=== Entries supplied ===

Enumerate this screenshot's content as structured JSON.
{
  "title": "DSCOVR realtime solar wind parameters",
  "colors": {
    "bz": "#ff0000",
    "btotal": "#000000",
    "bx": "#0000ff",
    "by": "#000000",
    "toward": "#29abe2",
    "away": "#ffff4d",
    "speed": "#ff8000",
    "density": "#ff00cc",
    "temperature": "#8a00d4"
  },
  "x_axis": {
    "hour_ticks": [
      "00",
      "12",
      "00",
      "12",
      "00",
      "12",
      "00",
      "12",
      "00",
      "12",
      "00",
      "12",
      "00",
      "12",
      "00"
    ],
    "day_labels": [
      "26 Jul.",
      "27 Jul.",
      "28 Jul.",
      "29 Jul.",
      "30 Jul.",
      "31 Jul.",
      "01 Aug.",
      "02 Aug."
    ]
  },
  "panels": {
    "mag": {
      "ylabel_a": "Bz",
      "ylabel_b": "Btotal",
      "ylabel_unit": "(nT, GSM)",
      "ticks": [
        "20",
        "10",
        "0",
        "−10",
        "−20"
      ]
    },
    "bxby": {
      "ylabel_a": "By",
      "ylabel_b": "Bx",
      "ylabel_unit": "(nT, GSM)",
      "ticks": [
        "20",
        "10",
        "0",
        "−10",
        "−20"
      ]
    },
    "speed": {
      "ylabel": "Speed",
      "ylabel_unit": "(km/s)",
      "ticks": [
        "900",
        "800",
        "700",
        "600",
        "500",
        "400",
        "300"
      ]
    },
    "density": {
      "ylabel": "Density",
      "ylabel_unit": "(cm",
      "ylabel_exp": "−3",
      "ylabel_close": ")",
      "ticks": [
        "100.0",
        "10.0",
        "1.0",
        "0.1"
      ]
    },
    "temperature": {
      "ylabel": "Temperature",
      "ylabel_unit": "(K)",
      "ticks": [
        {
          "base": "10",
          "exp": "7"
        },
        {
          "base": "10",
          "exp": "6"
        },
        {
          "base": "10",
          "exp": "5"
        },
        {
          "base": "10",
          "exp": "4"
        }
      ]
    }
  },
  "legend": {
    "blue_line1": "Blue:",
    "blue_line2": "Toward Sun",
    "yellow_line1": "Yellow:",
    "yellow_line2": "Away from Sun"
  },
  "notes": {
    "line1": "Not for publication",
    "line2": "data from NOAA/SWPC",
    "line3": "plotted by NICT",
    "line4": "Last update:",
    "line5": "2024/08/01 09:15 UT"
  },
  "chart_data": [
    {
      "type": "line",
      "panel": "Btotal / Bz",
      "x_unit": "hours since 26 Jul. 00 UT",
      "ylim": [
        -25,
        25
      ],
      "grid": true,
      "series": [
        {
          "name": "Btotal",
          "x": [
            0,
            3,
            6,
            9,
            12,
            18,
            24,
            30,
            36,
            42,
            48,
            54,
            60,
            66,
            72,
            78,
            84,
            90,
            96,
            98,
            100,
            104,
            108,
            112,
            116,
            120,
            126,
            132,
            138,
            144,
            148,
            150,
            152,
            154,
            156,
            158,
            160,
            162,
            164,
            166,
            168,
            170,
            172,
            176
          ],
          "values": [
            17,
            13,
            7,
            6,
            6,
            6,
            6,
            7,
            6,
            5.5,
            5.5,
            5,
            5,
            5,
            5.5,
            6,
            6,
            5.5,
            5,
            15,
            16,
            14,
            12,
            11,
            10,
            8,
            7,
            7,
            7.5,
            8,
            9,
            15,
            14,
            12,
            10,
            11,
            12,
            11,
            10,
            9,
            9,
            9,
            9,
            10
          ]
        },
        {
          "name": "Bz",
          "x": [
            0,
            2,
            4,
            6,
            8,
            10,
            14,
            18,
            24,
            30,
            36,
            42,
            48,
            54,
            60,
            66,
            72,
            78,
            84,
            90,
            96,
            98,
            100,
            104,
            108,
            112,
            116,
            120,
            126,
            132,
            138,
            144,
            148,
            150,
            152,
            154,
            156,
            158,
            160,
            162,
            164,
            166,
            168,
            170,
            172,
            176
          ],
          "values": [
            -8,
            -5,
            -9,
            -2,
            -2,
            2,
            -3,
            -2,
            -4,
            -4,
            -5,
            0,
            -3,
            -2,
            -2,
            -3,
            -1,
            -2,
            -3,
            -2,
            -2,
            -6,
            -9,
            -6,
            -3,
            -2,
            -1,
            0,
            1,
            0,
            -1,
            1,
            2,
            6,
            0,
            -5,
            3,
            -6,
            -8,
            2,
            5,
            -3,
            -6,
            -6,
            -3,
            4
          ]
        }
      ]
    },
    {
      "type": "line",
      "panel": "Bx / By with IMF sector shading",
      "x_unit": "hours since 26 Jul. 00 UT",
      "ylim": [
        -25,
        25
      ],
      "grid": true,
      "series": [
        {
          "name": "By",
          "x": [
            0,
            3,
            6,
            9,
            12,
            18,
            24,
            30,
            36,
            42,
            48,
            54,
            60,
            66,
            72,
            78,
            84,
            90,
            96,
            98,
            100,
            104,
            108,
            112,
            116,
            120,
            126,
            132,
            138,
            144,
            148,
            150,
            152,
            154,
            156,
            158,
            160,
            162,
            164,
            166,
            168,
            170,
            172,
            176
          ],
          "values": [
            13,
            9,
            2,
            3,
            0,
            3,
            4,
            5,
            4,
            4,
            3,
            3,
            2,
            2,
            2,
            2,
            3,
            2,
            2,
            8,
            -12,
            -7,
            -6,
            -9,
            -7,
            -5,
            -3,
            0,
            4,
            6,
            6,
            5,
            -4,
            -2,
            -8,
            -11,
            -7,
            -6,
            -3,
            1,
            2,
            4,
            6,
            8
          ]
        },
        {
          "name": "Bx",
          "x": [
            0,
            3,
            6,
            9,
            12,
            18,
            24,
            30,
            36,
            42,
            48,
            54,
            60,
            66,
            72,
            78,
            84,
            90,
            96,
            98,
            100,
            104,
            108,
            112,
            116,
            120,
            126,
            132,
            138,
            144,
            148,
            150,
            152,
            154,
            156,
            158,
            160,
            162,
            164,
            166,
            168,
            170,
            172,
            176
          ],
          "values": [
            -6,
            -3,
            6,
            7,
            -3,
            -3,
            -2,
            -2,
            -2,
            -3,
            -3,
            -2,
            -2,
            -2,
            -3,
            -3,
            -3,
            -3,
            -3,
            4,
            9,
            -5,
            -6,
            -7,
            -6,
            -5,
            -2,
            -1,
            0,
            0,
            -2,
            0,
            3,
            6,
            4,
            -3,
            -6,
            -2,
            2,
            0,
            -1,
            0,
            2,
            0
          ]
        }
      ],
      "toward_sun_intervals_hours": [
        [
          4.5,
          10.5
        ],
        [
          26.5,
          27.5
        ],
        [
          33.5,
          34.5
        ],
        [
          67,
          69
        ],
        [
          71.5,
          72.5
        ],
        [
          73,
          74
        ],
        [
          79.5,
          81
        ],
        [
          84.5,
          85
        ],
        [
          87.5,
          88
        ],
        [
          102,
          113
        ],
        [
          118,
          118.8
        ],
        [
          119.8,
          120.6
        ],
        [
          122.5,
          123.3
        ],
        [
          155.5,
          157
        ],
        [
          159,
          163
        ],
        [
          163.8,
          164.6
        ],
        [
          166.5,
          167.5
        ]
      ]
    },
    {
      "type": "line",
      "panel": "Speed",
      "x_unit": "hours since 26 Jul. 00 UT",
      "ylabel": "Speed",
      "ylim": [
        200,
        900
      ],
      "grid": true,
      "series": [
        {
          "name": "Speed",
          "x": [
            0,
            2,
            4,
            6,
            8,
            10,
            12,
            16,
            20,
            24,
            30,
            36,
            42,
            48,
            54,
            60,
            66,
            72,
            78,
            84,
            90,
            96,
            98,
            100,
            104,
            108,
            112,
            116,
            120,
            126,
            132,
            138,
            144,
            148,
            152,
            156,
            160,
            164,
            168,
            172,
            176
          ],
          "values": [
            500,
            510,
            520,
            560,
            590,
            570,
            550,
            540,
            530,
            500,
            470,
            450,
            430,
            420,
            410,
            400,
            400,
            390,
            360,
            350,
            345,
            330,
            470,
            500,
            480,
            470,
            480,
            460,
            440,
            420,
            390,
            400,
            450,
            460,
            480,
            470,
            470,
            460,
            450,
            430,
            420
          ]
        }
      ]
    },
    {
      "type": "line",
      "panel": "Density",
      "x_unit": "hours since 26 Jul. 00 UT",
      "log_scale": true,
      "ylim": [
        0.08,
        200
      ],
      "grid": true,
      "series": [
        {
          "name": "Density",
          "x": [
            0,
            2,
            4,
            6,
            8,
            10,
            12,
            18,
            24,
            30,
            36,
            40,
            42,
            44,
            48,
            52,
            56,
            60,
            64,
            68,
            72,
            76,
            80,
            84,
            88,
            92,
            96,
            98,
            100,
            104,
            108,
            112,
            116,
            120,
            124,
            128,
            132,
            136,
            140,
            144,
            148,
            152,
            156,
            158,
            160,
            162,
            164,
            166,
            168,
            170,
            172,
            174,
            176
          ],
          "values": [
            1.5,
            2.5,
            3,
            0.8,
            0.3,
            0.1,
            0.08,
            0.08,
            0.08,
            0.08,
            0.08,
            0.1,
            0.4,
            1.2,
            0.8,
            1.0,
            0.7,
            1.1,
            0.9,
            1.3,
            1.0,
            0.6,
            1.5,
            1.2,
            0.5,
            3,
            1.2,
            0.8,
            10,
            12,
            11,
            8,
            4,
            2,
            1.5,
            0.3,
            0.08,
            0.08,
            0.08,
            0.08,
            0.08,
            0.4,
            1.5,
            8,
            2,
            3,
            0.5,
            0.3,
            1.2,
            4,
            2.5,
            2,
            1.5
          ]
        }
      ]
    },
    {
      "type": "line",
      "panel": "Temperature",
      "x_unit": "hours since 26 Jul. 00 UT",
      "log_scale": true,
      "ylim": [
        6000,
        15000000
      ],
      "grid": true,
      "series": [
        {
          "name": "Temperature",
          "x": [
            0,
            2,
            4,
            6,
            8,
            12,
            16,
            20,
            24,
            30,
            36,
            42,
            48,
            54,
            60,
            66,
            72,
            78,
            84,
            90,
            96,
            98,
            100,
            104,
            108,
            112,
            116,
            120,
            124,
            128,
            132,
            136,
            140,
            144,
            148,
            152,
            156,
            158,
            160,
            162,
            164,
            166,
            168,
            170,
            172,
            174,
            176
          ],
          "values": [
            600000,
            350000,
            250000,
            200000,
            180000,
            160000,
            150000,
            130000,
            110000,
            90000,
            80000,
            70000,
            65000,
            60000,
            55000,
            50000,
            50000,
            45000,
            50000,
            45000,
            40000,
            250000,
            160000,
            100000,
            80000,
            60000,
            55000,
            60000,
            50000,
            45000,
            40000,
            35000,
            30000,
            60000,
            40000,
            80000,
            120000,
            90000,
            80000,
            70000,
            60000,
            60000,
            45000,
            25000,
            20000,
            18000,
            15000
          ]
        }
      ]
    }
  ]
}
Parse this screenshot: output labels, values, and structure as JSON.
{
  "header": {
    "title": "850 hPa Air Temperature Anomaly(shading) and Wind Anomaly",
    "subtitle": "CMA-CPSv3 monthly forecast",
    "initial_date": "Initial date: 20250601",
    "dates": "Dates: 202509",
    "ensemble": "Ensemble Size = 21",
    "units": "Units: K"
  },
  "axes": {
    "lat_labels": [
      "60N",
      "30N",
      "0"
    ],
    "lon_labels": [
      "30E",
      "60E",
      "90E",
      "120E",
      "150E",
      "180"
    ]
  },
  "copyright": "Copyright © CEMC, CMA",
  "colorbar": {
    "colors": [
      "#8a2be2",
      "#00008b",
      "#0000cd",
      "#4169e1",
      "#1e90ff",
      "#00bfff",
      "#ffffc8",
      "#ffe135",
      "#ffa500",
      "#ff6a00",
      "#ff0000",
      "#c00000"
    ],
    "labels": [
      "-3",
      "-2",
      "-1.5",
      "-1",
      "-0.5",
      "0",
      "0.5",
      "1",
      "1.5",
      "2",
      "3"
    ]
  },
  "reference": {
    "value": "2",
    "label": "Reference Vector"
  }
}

===

## [Your objective]
Everything from the line with "Parse this screenshot: output" through the last line of the material above should be echoed exactly, and nothing else.

## [Result for this task]
Parse this screenshot: output labels, values, and structure as JSON.
{
  "header": {
    "title": "850 hPa Air Temperature Anomaly(shading) and Wind Anomaly",
    "subtitle": "CMA-CPSv3 monthly forecast",
    "initial_date": "Initial date: 20250601",
    "dates": "Dates: 202509",
    "ensemble": "Ensemble Size = 21",
    "units": "Units: K"
  },
  "axes": {
    "lat_labels": [
      "60N",
      "30N",
      "0"
    ],
    "lon_labels": [
      "30E",
      "60E",
      "90E",
      "120E",
      "150E",
      "180"
    ]
  },
  "copyright": "Copyright © CEMC, CMA",
  "colorbar": {
    "colors": [
      "#8a2be2",
      "#00008b",
      "#0000cd",
      "#4169e1",
      "#1e90ff",
      "#00bfff",
      "#ffffc8",
      "#ffe135",
      "#ffa500",
      "#ff6a00",
      "#ff0000",
      "#c00000"
    ],
    "labels": [
      "-3",
      "-2",
      "-1.5",
      "-1",
      "-0.5",
      "0",
      "0.5",
      "1",
      "1.5",
      "2",
      "3"
    ]
  },
  "reference": {
    "value": "2",
    "label": "Reference Vector"
  }
}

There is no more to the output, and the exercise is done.